┌─ MATERIAL

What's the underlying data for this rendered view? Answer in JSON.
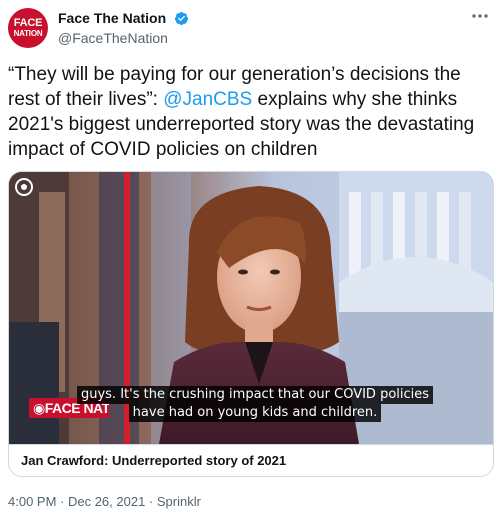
{
  "account": {
    "display_name": "Face The Nation",
    "handle": "@FaceTheNation",
    "avatar_line1": "FACE",
    "avatar_line2": "NATION",
    "verified": true
  },
  "tweet": {
    "text_before": "“They will be paying for our generation’s decisions the rest of their lives”: ",
    "mention": "@JanCBS",
    "text_after": " explains why she thinks 2021's biggest underreported story was the devastating impact of COVID policies on children"
  },
  "media": {
    "lower_third": "FACE NATION",
    "caption_line1": "guys. It's the crushing impact that our COVID policies",
    "caption_line2": "have had on young kids and children."
  },
  "card": {
    "title": "Jan Crawford: Underreported story of 2021"
  },
  "meta": {
    "text": "4:00 PM · Dec 26, 2021 · Sprinklr"
  },
  "colors": {
    "brand_red": "#c8102e",
    "link_blue": "#1d9bf0",
    "verified_blue": "#1d9bf0"
  }
}
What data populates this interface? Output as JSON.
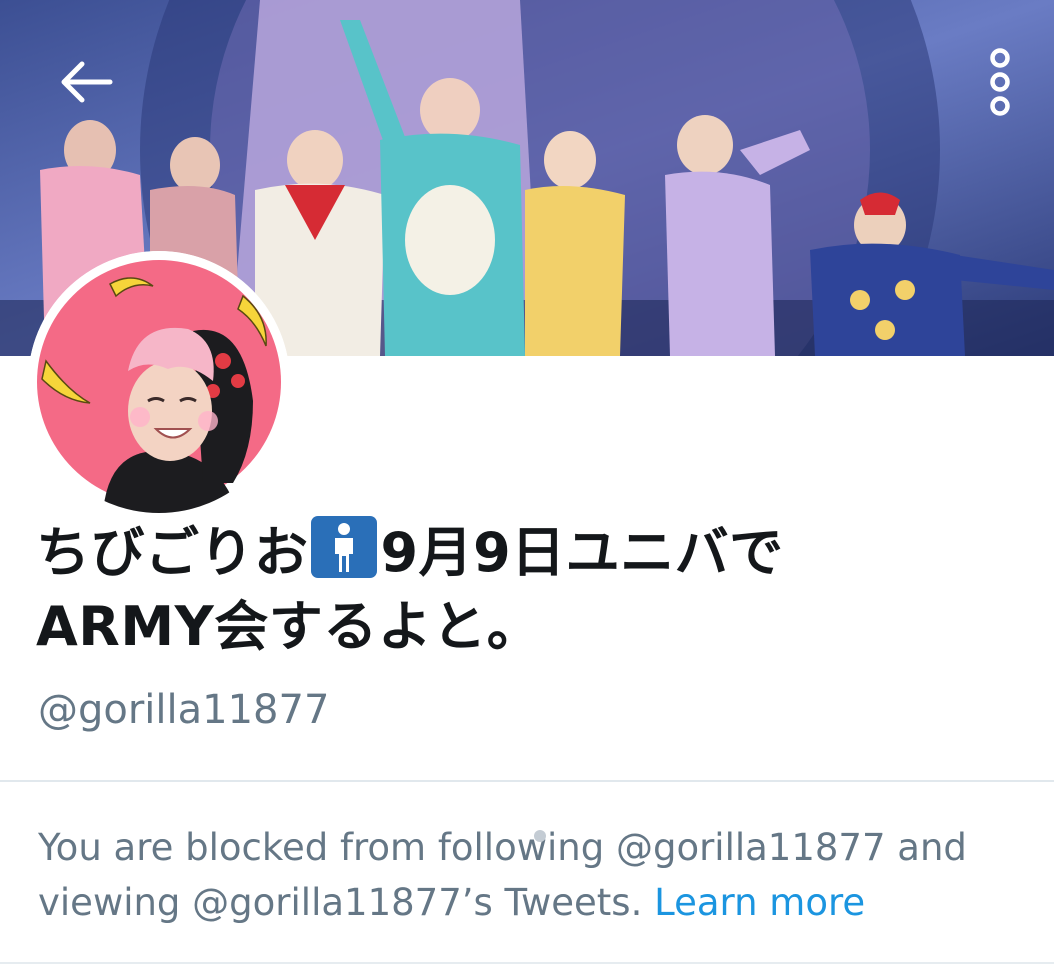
{
  "header": {
    "back_icon": "arrow-left-icon",
    "more_icon": "vertical-dots-icon",
    "banner_description_colors": {
      "sky": "#4a5fa8",
      "stage": "#7c8fcf"
    }
  },
  "profile": {
    "name_part1": "ちびごりお",
    "name_emoji": "standing-person-emoji",
    "name_part2": "9月9日ユニバで",
    "name_line2": "ARMY会するよと。",
    "handle": "@gorilla11877",
    "avatar_icon": "profile-avatar"
  },
  "notice": {
    "text": "You are blocked from following @gorilla11877 and viewing @gorilla11877’s Tweets.",
    "link": "Learn more"
  },
  "colors": {
    "name_text": "#14171a",
    "secondary_text": "#657786",
    "link": "#1b95e0",
    "divider": "#e1e8ed"
  }
}
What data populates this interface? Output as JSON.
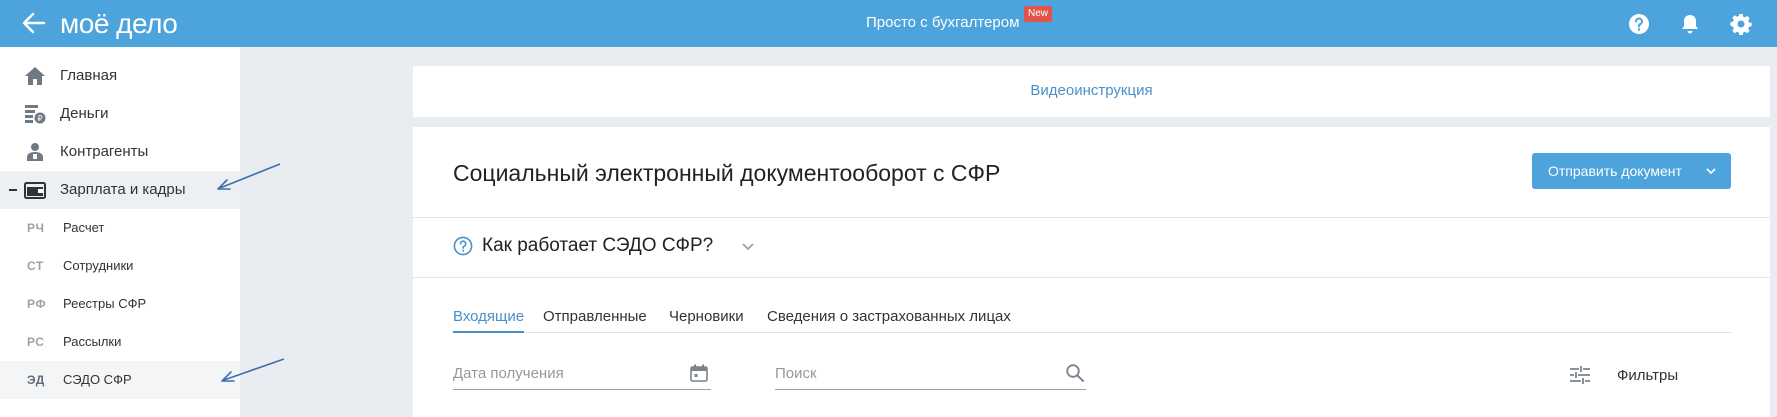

└─

-- EXERCISE DETAILS --
Which lines of the material contain the string "impact"? List each of them.

-- FINAL RESULT --
    "text_after": " explains why she thinks 2021's biggest underreported story was the devastating impact of COVID policies on children"
    "caption_line1": "guys. It's the crushing impact that our COVID policies",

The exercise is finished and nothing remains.